====== EXERCISE MATERIAL

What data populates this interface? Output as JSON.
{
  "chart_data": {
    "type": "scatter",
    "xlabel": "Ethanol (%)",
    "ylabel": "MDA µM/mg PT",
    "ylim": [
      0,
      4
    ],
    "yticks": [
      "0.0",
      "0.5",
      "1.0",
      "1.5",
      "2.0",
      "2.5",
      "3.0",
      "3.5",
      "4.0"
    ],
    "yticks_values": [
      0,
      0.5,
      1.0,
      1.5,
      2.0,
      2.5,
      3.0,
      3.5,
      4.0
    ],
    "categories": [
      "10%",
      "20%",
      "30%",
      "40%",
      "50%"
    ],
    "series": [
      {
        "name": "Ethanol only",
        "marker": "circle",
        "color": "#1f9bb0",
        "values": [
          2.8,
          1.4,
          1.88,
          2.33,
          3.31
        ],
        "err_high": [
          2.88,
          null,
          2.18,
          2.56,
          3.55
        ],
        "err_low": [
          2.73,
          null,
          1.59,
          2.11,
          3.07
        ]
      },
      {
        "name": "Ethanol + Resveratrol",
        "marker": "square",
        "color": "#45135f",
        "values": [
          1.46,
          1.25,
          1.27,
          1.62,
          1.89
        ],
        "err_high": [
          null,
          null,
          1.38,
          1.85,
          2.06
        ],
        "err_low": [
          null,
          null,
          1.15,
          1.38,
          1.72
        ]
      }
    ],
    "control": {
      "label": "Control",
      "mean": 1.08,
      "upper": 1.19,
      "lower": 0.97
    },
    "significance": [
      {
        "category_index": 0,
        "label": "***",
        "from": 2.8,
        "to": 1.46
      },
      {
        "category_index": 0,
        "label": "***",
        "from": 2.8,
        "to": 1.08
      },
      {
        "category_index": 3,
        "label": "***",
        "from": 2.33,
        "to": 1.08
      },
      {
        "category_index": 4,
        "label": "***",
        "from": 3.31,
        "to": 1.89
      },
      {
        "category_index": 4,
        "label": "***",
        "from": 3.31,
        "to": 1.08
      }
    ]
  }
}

============

• **WHAT NEEDS TO BE DONE**: Repeat all the records. Match each line exactly.

• **CORRECT ANSWER**:
What data populates this interface? Output as JSON.
{
  "chart_data": {
    "type": "scatter",
    "xlabel": "Ethanol (%)",
    "ylabel": "MDA µM/mg PT",
    "ylim": [
      0,
      4
    ],
    "yticks": [
      "0.0",
      "0.5",
      "1.0",
      "1.5",
      "2.0",
      "2.5",
      "3.0",
      "3.5",
      "4.0"
    ],
    "yticks_values": [
      0,
      0.5,
      1.0,
      1.5,
      2.0,
      2.5,
      3.0,
      3.5,
      4.0
    ],
    "categories": [
      "10%",
      "20%",
      "30%",
      "40%",
      "50%"
    ],
    "series": [
      {
        "name": "Ethanol only",
        "marker": "circle",
        "color": "#1f9bb0",
        "values": [
          2.8,
          1.4,
          1.88,
          2.33,
          3.31
        ],
        "err_high": [
          2.88,
          null,
          2.18,
          2.56,
          3.55
        ],
        "err_low": [
          2.73,
          null,
          1.59,
          2.11,
          3.07
        ]
      },
      {
        "name": "Ethanol + Resveratrol",
        "marker": "square",
        "color": "#45135f",
        "values": [
          1.46,
          1.25,
          1.27,
          1.62,
          1.89
        ],
        "err_high": [
          null,
          null,
          1.38,
          1.85,
          2.06
        ],
        "err_low": [
          null,
          null,
          1.15,
          1.38,
          1.72
        ]
      }
    ],
    "control": {
      "label": "Control",
      "mean": 1.08,
      "upper": 1.19,
      "lower": 0.97
    },
    "significance": [
      {
        "category_index": 0,
        "label": "***",
        "from": 2.8,
        "to": 1.46
      },
      {
        "category_index": 0,
        "label": "***",
        "from": 2.8,
        "to": 1.08
      },
      {
        "category_index": 3,
        "label": "***",
        "from": 2.33,
        "to": 1.08
      },
      {
        "category_index": 4,
        "label": "***",
        "from": 3.31,
        "to": 1.89
      },
      {
        "category_index": 4,
        "label": "***",
        "from": 3.31,
        "to": 1.08
      }
    ]
  }
}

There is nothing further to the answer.